Copy every row below again, word for word, keeping the same order.

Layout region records
★ ★ ★ ★ ★ ★ ★

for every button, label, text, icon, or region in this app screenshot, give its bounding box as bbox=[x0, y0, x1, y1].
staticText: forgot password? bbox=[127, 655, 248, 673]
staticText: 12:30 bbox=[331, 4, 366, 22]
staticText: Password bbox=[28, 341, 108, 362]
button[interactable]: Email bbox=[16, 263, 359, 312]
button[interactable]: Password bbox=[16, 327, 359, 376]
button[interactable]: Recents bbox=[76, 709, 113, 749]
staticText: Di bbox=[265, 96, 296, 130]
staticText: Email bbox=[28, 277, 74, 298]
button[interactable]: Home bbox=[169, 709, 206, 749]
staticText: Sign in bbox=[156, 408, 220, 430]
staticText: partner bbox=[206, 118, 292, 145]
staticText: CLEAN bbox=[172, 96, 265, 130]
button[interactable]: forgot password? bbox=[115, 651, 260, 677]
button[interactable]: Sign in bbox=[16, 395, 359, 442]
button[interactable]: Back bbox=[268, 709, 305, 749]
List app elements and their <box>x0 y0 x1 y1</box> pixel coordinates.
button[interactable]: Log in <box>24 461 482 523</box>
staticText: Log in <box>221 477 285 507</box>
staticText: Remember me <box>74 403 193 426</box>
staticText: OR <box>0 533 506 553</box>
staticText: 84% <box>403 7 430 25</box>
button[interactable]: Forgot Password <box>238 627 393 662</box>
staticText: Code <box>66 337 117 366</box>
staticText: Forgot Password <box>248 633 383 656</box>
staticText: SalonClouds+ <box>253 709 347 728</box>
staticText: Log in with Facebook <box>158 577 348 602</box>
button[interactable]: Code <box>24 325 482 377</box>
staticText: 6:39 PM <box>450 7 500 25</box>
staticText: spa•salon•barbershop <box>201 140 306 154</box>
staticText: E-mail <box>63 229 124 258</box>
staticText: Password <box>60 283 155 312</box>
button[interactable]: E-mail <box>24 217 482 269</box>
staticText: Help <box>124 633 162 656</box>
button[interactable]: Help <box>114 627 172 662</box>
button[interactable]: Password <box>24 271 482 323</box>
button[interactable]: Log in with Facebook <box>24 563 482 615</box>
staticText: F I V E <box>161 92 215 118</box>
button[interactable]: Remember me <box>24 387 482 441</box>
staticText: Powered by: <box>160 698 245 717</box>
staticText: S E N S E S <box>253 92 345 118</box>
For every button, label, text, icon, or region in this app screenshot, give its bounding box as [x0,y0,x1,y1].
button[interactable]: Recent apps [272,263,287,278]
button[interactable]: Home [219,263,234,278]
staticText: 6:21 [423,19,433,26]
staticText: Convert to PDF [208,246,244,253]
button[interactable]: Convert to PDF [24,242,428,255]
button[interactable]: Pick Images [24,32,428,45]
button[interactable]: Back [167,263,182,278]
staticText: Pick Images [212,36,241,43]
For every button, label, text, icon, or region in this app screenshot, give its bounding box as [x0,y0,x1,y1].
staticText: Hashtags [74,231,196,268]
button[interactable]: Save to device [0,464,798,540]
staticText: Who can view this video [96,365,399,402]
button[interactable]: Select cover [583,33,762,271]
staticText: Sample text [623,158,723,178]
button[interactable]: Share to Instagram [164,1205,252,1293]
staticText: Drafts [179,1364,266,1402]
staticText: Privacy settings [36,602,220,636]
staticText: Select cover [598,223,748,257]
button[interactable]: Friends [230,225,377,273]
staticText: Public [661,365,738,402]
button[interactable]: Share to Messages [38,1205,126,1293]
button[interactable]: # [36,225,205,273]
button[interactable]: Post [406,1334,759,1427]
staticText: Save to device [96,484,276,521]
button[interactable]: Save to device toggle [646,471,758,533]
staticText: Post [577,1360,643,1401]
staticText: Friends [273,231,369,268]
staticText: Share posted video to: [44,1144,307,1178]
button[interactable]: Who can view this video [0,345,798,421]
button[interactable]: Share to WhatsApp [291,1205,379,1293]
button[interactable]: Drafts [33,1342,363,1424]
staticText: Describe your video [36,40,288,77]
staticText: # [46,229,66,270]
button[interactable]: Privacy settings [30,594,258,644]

★ ★ ★ ★ ★ ★ ★

→ Response to this exercise:
for every button, label, text, icon, or region in this app screenshot, give its bounding box as bbox=[x0, y0, x1, y1].
staticText: forgot password? bbox=[127, 655, 248, 673]
staticText: 12:30 bbox=[331, 4, 366, 22]
staticText: Password bbox=[28, 341, 108, 362]
button[interactable]: Email bbox=[16, 263, 359, 312]
button[interactable]: Password bbox=[16, 327, 359, 376]
button[interactable]: Recents bbox=[76, 709, 113, 749]
staticText: Di bbox=[265, 96, 296, 130]
staticText: Email bbox=[28, 277, 74, 298]
button[interactable]: Home bbox=[169, 709, 206, 749]
staticText: Sign in bbox=[156, 408, 220, 430]
staticText: partner bbox=[206, 118, 292, 145]
staticText: CLEAN bbox=[172, 96, 265, 130]
button[interactable]: forgot password? bbox=[115, 651, 260, 677]
button[interactable]: Sign in bbox=[16, 395, 359, 442]
button[interactable]: Back bbox=[268, 709, 305, 749]
List app elements and their <box>x0 y0 x1 y1</box> pixel coordinates.
button[interactable]: Log in <box>24 461 482 523</box>
staticText: Log in <box>221 477 285 507</box>
staticText: Remember me <box>74 403 193 426</box>
staticText: OR <box>0 533 506 553</box>
staticText: 84% <box>403 7 430 25</box>
button[interactable]: Forgot Password <box>238 627 393 662</box>
staticText: Code <box>66 337 117 366</box>
staticText: Forgot Password <box>248 633 383 656</box>
staticText: SalonClouds+ <box>253 709 347 728</box>
staticText: Log in with Facebook <box>158 577 348 602</box>
button[interactable]: Code <box>24 325 482 377</box>
staticText: 6:39 PM <box>450 7 500 25</box>
staticText: spa•salon•barbershop <box>201 140 306 154</box>
staticText: E-mail <box>63 229 124 258</box>
staticText: Password <box>60 283 155 312</box>
button[interactable]: E-mail <box>24 217 482 269</box>
staticText: Help <box>124 633 162 656</box>
button[interactable]: Help <box>114 627 172 662</box>
button[interactable]: Password <box>24 271 482 323</box>
button[interactable]: Log in with Facebook <box>24 563 482 615</box>
staticText: F I V E <box>161 92 215 118</box>
button[interactable]: Remember me <box>24 387 482 441</box>
staticText: Powered by: <box>160 698 245 717</box>
staticText: S E N S E S <box>253 92 345 118</box>
For every button, label, text, icon, or region in this app screenshot, give its bounding box as [x0,y0,x1,y1].
button[interactable]: Recent apps [272,263,287,278]
button[interactable]: Home [219,263,234,278]
staticText: 6:21 [423,19,433,26]
staticText: Convert to PDF [208,246,244,253]
button[interactable]: Convert to PDF [24,242,428,255]
button[interactable]: Pick Images [24,32,428,45]
button[interactable]: Back [167,263,182,278]
staticText: Pick Images [212,36,241,43]
For every button, label, text, icon, or region in this app screenshot, give its bounding box as [x0,y0,x1,y1].
staticText: Hashtags [74,231,196,268]
button[interactable]: Save to device [0,464,798,540]
staticText: Who can view this video [96,365,399,402]
button[interactable]: Select cover [583,33,762,271]
staticText: Sample text [623,158,723,178]
button[interactable]: Share to Instagram [164,1205,252,1293]
staticText: Drafts [179,1364,266,1402]
staticText: Privacy settings [36,602,220,636]
staticText: Select cover [598,223,748,257]
button[interactable]: Friends [230,225,377,273]
staticText: Public [661,365,738,402]
button[interactable]: Share to Messages [38,1205,126,1293]
button[interactable]: # [36,225,205,273]
button[interactable]: Post [406,1334,759,1427]
staticText: Save to device [96,484,276,521]
button[interactable]: Save to device toggle [646,471,758,533]
staticText: Post [577,1360,643,1401]
staticText: Friends [273,231,369,268]
staticText: Share posted video to: [44,1144,307,1178]
button[interactable]: Who can view this video [0,345,798,421]
button[interactable]: Share to WhatsApp [291,1205,379,1293]
button[interactable]: Drafts [33,1342,363,1424]
staticText: Describe your video [36,40,288,77]
staticText: # [46,229,66,270]
button[interactable]: Privacy settings [30,594,258,644]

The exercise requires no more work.